# Directions:
All of the material below is to be returned exactly.

# Extracted information:
◇ ◇ ◇ ◇
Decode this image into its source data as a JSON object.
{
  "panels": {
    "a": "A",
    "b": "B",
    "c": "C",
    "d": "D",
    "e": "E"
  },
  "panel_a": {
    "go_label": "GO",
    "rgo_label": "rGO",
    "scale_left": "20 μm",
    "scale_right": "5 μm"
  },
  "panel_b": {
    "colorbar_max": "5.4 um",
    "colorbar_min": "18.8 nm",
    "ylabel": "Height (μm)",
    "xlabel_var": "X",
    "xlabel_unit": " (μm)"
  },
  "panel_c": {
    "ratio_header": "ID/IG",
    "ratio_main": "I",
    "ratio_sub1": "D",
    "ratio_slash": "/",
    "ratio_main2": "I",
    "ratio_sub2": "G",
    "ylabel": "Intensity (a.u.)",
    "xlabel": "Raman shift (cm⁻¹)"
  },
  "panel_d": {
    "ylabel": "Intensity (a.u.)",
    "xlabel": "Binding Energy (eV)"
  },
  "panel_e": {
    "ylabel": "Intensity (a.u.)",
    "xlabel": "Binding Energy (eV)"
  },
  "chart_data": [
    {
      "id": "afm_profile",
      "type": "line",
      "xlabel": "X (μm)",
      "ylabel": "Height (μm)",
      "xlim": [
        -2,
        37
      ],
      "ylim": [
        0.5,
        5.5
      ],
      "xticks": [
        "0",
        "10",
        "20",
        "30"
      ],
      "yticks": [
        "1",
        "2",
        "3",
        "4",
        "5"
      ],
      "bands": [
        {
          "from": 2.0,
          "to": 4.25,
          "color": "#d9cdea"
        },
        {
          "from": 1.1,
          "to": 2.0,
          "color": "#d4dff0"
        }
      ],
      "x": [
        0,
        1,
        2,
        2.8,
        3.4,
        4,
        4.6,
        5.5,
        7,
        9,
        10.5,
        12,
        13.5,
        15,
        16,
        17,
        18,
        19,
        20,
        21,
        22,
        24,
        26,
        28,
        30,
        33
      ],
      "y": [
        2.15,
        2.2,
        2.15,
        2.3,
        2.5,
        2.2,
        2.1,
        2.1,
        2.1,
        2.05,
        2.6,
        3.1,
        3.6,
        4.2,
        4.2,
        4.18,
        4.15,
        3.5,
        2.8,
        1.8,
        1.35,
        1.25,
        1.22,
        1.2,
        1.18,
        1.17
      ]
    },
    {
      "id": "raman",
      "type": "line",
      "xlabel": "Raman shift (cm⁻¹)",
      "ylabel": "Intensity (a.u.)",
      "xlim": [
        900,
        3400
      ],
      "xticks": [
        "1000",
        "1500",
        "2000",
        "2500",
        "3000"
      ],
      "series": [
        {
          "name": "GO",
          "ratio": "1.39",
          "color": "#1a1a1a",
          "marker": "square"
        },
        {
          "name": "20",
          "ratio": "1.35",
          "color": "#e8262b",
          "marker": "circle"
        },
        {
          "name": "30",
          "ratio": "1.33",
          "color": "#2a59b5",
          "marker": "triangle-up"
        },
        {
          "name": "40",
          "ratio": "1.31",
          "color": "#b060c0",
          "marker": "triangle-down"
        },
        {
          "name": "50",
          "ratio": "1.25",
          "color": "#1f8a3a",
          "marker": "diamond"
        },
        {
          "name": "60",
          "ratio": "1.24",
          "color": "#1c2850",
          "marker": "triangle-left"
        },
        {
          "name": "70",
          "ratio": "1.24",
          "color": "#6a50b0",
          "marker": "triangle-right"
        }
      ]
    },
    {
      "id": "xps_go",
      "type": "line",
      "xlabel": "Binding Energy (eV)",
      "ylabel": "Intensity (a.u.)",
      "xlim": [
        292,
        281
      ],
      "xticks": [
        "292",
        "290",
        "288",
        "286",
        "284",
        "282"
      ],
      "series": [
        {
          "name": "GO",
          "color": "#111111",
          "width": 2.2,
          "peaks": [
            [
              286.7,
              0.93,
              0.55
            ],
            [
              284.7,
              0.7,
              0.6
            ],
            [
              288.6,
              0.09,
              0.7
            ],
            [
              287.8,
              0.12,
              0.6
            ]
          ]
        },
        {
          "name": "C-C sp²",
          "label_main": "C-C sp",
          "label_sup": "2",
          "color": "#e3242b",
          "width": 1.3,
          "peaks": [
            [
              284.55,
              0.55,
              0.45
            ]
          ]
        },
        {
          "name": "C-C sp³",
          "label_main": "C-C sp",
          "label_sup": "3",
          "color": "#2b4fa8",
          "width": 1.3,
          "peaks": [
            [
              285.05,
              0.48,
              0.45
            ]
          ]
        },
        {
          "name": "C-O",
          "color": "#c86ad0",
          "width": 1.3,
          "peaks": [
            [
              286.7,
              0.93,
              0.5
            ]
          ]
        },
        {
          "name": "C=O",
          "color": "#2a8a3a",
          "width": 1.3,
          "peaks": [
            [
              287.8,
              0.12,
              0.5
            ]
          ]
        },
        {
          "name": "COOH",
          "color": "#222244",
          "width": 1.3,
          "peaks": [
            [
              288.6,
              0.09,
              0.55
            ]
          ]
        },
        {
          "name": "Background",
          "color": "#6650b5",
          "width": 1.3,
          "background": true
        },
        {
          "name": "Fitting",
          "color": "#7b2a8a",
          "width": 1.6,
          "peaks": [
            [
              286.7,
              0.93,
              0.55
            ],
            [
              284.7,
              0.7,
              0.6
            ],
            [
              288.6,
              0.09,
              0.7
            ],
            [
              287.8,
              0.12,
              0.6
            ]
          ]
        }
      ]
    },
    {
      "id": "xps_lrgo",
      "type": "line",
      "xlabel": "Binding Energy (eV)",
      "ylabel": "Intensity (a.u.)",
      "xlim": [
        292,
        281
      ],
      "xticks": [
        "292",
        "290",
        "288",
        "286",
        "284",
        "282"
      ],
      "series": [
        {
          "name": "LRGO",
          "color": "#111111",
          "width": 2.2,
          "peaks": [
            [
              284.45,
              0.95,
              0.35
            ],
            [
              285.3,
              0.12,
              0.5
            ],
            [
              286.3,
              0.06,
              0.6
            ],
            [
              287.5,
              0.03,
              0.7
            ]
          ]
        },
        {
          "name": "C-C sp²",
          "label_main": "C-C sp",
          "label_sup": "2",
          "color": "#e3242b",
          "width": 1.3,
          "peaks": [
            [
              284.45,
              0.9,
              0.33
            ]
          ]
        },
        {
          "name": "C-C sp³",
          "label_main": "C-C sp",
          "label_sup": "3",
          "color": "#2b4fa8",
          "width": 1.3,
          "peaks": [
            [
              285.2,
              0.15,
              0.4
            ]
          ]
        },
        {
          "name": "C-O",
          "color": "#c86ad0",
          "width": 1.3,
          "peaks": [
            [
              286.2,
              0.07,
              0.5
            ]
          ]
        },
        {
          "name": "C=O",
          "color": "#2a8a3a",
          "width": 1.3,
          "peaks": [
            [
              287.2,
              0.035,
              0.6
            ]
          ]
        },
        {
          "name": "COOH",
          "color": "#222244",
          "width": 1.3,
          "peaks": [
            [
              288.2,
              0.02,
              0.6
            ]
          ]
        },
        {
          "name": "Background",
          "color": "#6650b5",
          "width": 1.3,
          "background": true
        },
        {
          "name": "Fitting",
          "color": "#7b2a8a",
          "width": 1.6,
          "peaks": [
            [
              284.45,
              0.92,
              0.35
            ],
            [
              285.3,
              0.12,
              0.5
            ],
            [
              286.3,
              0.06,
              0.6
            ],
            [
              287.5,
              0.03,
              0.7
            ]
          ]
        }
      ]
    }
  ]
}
◇ ◇ ◇ ◇
# Written answer:
Decode this image into its source data as a JSON object.
{
  "panels": {
    "a": "A",
    "b": "B",
    "c": "C",
    "d": "D",
    "e": "E"
  },
  "panel_a": {
    "go_label": "GO",
    "rgo_label": "rGO",
    "scale_left": "20 μm",
    "scale_right": "5 μm"
  },
  "panel_b": {
    "colorbar_max": "5.4 um",
    "colorbar_min": "18.8 nm",
    "ylabel": "Height (μm)",
    "xlabel_var": "X",
    "xlabel_unit": " (μm)"
  },
  "panel_c": {
    "ratio_header": "ID/IG",
    "ratio_main": "I",
    "ratio_sub1": "D",
    "ratio_slash": "/",
    "ratio_main2": "I",
    "ratio_sub2": "G",
    "ylabel": "Intensity (a.u.)",
    "xlabel": "Raman shift (cm⁻¹)"
  },
  "panel_d": {
    "ylabel": "Intensity (a.u.)",
    "xlabel": "Binding Energy (eV)"
  },
  "panel_e": {
    "ylabel": "Intensity (a.u.)",
    "xlabel": "Binding Energy (eV)"
  },
  "chart_data": [
    {
      "id": "afm_profile",
      "type": "line",
      "xlabel": "X (μm)",
      "ylabel": "Height (μm)",
      "xlim": [
        -2,
        37
      ],
      "ylim": [
        0.5,
        5.5
      ],
      "xticks": [
        "0",
        "10",
        "20",
        "30"
      ],
      "yticks": [
        "1",
        "2",
        "3",
        "4",
        "5"
      ],
      "bands": [
        {
          "from": 2.0,
          "to": 4.25,
          "color": "#d9cdea"
        },
        {
          "from": 1.1,
          "to": 2.0,
          "color": "#d4dff0"
        }
      ],
      "x": [
        0,
        1,
        2,
        2.8,
        3.4,
        4,
        4.6,
        5.5,
        7,
        9,
        10.5,
        12,
        13.5,
        15,
        16,
        17,
        18,
        19,
        20,
        21,
        22,
        24,
        26,
        28,
        30,
        33
      ],
      "y": [
        2.15,
        2.2,
        2.15,
        2.3,
        2.5,
        2.2,
        2.1,
        2.1,
        2.1,
        2.05,
        2.6,
        3.1,
        3.6,
        4.2,
        4.2,
        4.18,
        4.15,
        3.5,
        2.8,
        1.8,
        1.35,
        1.25,
        1.22,
        1.2,
        1.18,
        1.17
      ]
    },
    {
      "id": "raman",
      "type": "line",
      "xlabel": "Raman shift (cm⁻¹)",
      "ylabel": "Intensity (a.u.)",
      "xlim": [
        900,
        3400
      ],
      "xticks": [
        "1000",
        "1500",
        "2000",
        "2500",
        "3000"
      ],
      "series": [
        {
          "name": "GO",
          "ratio": "1.39",
          "color": "#1a1a1a",
          "marker": "square"
        },
        {
          "name": "20",
          "ratio": "1.35",
          "color": "#e8262b",
          "marker": "circle"
        },
        {
          "name": "30",
          "ratio": "1.33",
          "color": "#2a59b5",
          "marker": "triangle-up"
        },
        {
          "name": "40",
          "ratio": "1.31",
          "color": "#b060c0",
          "marker": "triangle-down"
        },
        {
          "name": "50",
          "ratio": "1.25",
          "color": "#1f8a3a",
          "marker": "diamond"
        },
        {
          "name": "60",
          "ratio": "1.24",
          "color": "#1c2850",
          "marker": "triangle-left"
        },
        {
          "name": "70",
          "ratio": "1.24",
          "color": "#6a50b0",
          "marker": "triangle-right"
        }
      ]
    },
    {
      "id": "xps_go",
      "type": "line",
      "xlabel": "Binding Energy (eV)",
      "ylabel": "Intensity (a.u.)",
      "xlim": [
        292,
        281
      ],
      "xticks": [
        "292",
        "290",
        "288",
        "286",
        "284",
        "282"
      ],
      "series": [
        {
          "name": "GO",
          "color": "#111111",
          "width": 2.2,
          "peaks": [
            [
              286.7,
              0.93,
              0.55
            ],
            [
              284.7,
              0.7,
              0.6
            ],
            [
              288.6,
              0.09,
              0.7
            ],
            [
              287.8,
              0.12,
              0.6
            ]
          ]
        },
        {
          "name": "C-C sp²",
          "label_main": "C-C sp",
          "label_sup": "2",
          "color": "#e3242b",
          "width": 1.3,
          "peaks": [
            [
              284.55,
              0.55,
              0.45
            ]
          ]
        },
        {
          "name": "C-C sp³",
          "label_main": "C-C sp",
          "label_sup": "3",
          "color": "#2b4fa8",
          "width": 1.3,
          "peaks": [
            [
              285.05,
              0.48,
              0.45
            ]
          ]
        },
        {
          "name": "C-O",
          "color": "#c86ad0",
          "width": 1.3,
          "peaks": [
            [
              286.7,
              0.93,
              0.5
            ]
          ]
        },
        {
          "name": "C=O",
          "color": "#2a8a3a",
          "width": 1.3,
          "peaks": [
            [
              287.8,
              0.12,
              0.5
            ]
          ]
        },
        {
          "name": "COOH",
          "color": "#222244",
          "width": 1.3,
          "peaks": [
            [
              288.6,
              0.09,
              0.55
            ]
          ]
        },
        {
          "name": "Background",
          "color": "#6650b5",
          "width": 1.3,
          "background": true
        },
        {
          "name": "Fitting",
          "color": "#7b2a8a",
          "width": 1.6,
          "peaks": [
            [
              286.7,
              0.93,
              0.55
            ],
            [
              284.7,
              0.7,
              0.6
            ],
            [
              288.6,
              0.09,
              0.7
            ],
            [
              287.8,
              0.12,
              0.6
            ]
          ]
        }
      ]
    },
    {
      "id": "xps_lrgo",
      "type": "line",
      "xlabel": "Binding Energy (eV)",
      "ylabel": "Intensity (a.u.)",
      "xlim": [
        292,
        281
      ],
      "xticks": [
        "292",
        "290",
        "288",
        "286",
        "284",
        "282"
      ],
      "series": [
        {
          "name": "LRGO",
          "color": "#111111",
          "width": 2.2,
          "peaks": [
            [
              284.45,
              0.95,
              0.35
            ],
            [
              285.3,
              0.12,
              0.5
            ],
            [
              286.3,
              0.06,
              0.6
            ],
            [
              287.5,
              0.03,
              0.7
            ]
          ]
        },
        {
          "name": "C-C sp²",
          "label_main": "C-C sp",
          "label_sup": "2",
          "color": "#e3242b",
          "width": 1.3,
          "peaks": [
            [
              284.45,
              0.9,
              0.33
            ]
          ]
        },
        {
          "name": "C-C sp³",
          "label_main": "C-C sp",
          "label_sup": "3",
          "color": "#2b4fa8",
          "width": 1.3,
          "peaks": [
            [
              285.2,
              0.15,
              0.4
            ]
          ]
        },
        {
          "name": "C-O",
          "color": "#c86ad0",
          "width": 1.3,
          "peaks": [
            [
              286.2,
              0.07,
              0.5
            ]
          ]
        },
        {
          "name": "C=O",
          "color": "#2a8a3a",
          "width": 1.3,
          "peaks": [
            [
              287.2,
              0.035,
              0.6
            ]
          ]
        },
        {
          "name": "COOH",
          "color": "#222244",
          "width": 1.3,
          "peaks": [
            [
              288.2,
              0.02,
              0.6
            ]
          ]
        },
        {
          "name": "Background",
          "color": "#6650b5",
          "width": 1.3,
          "background": true
        },
        {
          "name": "Fitting",
          "color": "#7b2a8a",
          "width": 1.6,
          "peaks": [
            [
              284.45,
              0.92,
              0.35
            ],
            [
              285.3,
              0.12,
              0.5
            ],
            [
              286.3,
              0.06,
              0.6
            ],
            [
              287.5,
              0.03,
              0.7
            ]
          ]
        }
      ]
    }
  ]
}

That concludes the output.